__Exercise details__
Using the material below, work out how many lines contain the word "намеревается". Reply with the number and nothing more.

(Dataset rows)
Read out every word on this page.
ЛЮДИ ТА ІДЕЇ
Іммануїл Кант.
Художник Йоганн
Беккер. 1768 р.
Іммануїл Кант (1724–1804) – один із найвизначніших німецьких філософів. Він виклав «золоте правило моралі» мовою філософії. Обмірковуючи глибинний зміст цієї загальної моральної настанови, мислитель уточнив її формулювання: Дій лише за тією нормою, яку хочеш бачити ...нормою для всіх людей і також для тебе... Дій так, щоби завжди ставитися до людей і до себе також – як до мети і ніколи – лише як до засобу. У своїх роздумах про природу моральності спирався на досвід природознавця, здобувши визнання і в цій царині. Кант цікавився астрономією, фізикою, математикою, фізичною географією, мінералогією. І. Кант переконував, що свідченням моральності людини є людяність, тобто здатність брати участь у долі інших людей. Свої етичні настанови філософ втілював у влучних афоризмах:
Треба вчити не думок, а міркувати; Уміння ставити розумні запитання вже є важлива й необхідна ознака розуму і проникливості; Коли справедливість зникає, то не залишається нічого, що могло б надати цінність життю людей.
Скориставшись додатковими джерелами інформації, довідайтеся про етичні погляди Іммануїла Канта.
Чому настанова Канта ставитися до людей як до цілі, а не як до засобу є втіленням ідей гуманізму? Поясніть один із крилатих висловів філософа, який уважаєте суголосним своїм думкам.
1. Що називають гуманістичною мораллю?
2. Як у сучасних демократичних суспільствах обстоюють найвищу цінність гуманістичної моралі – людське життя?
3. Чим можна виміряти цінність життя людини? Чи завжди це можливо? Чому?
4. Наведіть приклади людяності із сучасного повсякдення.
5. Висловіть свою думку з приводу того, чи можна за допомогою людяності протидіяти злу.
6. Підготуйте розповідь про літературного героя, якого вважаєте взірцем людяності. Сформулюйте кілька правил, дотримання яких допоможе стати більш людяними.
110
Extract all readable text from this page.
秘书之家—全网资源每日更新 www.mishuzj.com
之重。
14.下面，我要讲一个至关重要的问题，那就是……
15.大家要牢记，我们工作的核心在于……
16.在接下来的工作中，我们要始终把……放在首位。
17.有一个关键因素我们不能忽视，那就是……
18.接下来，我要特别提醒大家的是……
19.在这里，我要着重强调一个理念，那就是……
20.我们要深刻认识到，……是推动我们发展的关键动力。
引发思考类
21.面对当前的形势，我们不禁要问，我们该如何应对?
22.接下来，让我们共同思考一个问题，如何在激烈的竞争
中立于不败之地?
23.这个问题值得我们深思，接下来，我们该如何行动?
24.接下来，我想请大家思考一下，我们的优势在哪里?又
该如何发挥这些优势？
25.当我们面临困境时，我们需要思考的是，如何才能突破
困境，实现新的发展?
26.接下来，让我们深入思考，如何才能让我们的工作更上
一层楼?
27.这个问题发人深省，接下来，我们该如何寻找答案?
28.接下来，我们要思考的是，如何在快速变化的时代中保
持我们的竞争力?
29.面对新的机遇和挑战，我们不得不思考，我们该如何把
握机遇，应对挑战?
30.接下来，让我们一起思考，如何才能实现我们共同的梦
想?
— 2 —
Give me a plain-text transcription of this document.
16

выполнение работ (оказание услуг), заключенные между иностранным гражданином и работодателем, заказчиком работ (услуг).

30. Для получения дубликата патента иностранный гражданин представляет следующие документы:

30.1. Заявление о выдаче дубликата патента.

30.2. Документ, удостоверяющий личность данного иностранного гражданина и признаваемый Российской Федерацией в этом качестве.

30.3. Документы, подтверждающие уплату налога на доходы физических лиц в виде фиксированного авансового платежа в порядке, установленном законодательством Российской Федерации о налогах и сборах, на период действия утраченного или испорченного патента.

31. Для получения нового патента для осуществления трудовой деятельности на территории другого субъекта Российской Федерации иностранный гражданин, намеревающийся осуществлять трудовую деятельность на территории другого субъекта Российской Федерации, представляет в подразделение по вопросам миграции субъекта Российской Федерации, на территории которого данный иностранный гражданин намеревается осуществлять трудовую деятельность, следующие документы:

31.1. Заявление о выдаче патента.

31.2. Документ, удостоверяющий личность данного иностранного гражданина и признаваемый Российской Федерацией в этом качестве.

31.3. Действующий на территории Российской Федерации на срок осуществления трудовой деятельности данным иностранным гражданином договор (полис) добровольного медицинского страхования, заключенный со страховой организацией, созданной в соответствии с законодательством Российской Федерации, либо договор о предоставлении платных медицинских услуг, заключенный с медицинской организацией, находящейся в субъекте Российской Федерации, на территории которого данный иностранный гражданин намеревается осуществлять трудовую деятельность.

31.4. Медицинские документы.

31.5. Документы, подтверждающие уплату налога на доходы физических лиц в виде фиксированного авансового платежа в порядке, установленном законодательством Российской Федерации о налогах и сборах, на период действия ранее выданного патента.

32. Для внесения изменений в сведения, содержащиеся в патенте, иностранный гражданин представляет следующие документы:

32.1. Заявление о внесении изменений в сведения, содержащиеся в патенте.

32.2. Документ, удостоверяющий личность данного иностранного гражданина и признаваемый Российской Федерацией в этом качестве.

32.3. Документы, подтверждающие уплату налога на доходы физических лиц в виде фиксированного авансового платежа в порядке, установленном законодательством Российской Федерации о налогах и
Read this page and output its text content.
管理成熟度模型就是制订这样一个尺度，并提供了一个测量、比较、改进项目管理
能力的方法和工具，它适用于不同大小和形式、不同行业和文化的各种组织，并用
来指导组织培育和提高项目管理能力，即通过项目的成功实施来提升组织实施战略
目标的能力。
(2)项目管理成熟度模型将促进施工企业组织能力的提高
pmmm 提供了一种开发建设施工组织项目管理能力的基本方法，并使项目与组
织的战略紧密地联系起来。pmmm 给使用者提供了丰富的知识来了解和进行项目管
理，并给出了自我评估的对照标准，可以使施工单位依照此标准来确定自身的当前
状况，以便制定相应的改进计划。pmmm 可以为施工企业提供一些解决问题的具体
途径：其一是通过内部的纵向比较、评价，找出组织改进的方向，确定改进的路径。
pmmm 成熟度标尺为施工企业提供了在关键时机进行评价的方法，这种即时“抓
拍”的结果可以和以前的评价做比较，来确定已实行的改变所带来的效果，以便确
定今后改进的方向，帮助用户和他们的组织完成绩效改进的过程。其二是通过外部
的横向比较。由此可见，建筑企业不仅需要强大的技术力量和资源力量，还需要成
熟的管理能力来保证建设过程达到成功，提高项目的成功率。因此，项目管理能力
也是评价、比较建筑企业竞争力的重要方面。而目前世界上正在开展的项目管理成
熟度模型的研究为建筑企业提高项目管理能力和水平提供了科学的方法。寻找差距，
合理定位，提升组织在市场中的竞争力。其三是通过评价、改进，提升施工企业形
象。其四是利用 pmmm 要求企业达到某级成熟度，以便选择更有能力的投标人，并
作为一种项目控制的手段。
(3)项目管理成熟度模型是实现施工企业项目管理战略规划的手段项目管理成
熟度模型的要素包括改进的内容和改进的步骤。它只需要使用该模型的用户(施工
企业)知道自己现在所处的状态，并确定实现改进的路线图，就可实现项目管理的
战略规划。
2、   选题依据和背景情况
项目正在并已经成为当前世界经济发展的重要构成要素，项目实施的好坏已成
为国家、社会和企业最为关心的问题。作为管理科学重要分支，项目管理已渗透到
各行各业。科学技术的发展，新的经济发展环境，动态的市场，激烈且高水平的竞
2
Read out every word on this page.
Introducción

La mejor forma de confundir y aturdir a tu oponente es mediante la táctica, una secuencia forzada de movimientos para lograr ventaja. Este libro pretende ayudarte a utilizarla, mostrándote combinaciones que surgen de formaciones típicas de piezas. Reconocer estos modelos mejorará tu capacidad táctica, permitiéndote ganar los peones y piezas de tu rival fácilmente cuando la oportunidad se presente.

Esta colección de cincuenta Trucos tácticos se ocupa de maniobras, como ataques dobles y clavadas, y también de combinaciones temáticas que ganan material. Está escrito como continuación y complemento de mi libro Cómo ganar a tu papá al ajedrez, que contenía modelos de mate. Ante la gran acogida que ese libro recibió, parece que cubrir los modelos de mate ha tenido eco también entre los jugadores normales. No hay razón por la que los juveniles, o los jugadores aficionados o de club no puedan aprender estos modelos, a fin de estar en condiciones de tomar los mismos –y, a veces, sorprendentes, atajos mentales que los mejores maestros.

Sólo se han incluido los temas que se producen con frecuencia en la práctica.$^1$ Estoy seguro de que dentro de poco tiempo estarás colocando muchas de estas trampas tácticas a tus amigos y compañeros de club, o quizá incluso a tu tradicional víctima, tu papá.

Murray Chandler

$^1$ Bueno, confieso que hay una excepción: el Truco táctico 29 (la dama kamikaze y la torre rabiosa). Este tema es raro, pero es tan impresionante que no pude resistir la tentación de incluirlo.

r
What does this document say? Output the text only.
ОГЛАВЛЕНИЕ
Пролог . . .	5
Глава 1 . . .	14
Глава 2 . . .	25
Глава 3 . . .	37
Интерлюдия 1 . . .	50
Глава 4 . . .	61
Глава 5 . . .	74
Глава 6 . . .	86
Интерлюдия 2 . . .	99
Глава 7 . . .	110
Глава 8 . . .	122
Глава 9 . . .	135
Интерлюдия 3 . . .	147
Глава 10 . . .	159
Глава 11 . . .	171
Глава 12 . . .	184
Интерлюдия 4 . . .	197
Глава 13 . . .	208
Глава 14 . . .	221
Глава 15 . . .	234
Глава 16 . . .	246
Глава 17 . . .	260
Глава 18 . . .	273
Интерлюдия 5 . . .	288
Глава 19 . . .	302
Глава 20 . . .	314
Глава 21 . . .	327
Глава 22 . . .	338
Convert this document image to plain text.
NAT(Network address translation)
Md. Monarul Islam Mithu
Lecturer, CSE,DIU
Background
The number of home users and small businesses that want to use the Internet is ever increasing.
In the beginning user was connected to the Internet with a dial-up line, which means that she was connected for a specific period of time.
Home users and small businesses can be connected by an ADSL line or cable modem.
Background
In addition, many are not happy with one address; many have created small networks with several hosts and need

__Answer below__
2